#### Requirement
Go through the listing and return every line with "Malignancies" in it.

#### Records for processing
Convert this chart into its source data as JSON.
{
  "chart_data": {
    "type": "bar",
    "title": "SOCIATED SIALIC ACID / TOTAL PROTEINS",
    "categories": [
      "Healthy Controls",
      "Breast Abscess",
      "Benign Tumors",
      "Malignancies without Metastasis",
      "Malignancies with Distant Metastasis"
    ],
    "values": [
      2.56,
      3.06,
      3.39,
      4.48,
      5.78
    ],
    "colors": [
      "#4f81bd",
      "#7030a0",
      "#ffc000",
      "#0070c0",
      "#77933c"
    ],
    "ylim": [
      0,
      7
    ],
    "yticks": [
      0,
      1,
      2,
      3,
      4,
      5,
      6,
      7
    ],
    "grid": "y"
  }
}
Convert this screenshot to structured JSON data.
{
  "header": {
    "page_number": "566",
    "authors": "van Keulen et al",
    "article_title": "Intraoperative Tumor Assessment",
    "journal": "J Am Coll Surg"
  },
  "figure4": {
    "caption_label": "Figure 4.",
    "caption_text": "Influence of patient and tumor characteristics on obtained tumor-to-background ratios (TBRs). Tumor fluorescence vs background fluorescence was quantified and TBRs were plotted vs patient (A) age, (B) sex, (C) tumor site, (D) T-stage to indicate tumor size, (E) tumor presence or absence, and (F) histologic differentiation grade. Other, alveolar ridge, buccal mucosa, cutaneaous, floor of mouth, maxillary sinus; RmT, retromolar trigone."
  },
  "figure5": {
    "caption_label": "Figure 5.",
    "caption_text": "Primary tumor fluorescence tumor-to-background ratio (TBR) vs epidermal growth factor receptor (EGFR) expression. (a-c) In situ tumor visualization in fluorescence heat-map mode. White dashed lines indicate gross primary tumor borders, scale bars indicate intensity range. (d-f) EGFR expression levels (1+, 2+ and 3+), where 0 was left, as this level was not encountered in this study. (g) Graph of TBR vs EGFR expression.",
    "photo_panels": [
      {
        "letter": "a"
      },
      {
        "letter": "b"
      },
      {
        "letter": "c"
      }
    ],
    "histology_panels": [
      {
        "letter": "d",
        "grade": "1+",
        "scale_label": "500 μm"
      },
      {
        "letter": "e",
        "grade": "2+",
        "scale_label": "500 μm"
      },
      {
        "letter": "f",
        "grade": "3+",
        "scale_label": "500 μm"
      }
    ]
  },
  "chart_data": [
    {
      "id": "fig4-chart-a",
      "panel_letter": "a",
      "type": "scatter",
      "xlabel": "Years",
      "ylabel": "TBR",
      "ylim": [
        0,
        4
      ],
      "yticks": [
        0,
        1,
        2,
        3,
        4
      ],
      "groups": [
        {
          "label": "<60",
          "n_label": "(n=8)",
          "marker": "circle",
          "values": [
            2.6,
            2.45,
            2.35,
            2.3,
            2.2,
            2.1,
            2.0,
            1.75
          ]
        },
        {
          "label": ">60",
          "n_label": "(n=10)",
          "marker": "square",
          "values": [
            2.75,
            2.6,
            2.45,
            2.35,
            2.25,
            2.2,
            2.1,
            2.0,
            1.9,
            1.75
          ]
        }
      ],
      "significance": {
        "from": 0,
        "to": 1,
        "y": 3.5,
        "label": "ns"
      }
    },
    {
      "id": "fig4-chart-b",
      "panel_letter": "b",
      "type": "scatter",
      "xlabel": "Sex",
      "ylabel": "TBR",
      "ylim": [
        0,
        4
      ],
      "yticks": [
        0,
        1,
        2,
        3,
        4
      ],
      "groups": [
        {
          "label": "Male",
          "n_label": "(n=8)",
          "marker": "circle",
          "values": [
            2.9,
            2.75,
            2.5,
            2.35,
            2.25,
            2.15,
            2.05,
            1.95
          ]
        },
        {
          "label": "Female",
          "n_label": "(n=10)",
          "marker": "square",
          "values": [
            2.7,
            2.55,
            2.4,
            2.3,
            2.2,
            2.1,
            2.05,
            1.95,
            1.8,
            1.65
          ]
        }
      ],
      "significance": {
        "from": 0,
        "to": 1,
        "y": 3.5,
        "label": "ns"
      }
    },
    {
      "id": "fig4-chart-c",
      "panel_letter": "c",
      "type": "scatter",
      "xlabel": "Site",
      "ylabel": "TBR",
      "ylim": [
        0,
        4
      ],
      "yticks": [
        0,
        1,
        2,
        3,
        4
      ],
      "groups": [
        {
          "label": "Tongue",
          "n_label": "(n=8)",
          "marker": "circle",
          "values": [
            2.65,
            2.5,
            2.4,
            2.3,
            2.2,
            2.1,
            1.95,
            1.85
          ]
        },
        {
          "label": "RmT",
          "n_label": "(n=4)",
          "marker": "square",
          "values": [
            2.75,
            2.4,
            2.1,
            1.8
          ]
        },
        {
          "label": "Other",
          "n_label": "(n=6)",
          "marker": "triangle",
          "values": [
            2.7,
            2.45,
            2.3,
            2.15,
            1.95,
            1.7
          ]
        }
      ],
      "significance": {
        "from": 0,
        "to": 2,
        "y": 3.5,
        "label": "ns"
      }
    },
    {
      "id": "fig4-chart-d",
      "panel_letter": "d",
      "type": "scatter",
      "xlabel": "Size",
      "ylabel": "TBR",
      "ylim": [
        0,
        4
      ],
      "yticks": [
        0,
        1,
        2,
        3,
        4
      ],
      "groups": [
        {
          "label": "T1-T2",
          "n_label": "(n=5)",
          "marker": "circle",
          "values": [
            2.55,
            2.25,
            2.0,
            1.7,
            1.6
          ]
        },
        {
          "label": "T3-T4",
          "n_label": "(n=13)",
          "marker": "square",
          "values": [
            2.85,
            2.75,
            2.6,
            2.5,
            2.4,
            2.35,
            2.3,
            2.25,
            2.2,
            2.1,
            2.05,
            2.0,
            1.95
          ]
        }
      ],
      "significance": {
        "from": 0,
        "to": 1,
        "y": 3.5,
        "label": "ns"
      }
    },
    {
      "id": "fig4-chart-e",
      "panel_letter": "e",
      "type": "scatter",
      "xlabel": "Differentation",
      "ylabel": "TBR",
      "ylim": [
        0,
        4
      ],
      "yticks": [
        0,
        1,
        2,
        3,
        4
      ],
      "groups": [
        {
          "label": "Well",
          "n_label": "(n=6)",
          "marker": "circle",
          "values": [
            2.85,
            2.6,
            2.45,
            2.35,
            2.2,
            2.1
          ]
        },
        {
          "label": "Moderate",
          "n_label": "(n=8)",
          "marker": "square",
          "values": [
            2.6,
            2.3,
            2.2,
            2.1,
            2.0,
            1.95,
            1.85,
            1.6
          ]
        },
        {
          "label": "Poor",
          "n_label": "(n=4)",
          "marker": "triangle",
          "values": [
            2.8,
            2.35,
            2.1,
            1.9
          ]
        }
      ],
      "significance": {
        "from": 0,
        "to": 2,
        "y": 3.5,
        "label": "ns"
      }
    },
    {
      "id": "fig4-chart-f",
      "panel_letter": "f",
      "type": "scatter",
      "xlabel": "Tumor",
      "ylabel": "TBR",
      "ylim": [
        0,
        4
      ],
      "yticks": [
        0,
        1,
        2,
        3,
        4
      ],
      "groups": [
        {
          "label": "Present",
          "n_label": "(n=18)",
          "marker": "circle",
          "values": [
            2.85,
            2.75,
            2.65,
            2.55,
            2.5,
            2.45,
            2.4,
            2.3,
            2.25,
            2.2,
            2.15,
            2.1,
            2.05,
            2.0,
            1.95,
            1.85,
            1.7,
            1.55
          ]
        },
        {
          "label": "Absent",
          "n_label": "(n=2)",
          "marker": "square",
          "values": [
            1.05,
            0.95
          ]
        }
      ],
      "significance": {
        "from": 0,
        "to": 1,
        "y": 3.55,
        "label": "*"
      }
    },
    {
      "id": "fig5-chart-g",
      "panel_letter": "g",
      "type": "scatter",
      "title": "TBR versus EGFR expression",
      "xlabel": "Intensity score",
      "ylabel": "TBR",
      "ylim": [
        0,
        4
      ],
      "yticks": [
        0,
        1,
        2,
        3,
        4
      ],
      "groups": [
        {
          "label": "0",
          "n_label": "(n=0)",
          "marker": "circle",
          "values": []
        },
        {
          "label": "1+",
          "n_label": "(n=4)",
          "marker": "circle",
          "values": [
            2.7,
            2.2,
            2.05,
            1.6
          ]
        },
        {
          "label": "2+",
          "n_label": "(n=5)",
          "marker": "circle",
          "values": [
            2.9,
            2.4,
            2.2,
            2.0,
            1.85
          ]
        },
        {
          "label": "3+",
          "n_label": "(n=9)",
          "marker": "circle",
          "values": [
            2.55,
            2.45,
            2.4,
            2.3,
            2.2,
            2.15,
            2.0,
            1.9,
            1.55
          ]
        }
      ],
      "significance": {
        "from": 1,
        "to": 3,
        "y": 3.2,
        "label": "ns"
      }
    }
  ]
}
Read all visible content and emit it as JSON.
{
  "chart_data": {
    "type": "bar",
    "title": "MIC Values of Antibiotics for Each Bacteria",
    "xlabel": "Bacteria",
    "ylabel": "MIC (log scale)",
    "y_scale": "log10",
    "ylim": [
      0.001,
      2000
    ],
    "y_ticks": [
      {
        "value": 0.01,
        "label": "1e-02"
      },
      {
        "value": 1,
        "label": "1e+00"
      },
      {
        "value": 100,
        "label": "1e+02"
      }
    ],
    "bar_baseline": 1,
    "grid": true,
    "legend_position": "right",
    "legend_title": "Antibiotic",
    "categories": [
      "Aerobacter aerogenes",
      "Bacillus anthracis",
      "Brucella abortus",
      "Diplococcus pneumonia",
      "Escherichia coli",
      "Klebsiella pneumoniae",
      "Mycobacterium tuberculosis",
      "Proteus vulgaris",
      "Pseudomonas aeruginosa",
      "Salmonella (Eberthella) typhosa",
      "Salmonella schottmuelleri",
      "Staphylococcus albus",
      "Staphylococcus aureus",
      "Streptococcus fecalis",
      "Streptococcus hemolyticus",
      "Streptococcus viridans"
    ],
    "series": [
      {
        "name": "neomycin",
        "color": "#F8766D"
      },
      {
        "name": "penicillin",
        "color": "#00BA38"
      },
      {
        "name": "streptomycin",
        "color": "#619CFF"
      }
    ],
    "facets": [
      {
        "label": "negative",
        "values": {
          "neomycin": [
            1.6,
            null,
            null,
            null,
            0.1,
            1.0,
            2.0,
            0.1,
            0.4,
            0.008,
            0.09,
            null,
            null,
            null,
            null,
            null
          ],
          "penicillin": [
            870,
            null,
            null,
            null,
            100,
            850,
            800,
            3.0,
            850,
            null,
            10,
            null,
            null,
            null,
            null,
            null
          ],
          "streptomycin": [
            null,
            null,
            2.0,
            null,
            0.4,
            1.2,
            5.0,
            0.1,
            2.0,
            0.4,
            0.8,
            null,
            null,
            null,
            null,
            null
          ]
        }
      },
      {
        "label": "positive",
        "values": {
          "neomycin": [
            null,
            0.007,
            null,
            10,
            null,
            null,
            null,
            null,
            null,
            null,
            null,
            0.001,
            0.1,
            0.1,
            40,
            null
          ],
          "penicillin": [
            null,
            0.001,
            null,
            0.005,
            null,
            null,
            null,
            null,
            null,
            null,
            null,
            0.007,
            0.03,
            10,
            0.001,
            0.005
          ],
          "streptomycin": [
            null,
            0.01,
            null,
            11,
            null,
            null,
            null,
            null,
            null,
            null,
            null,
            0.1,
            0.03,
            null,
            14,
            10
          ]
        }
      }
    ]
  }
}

#### The answer
      "Malignancies without Metastasis",
      "Malignancies with Distant Metastasis"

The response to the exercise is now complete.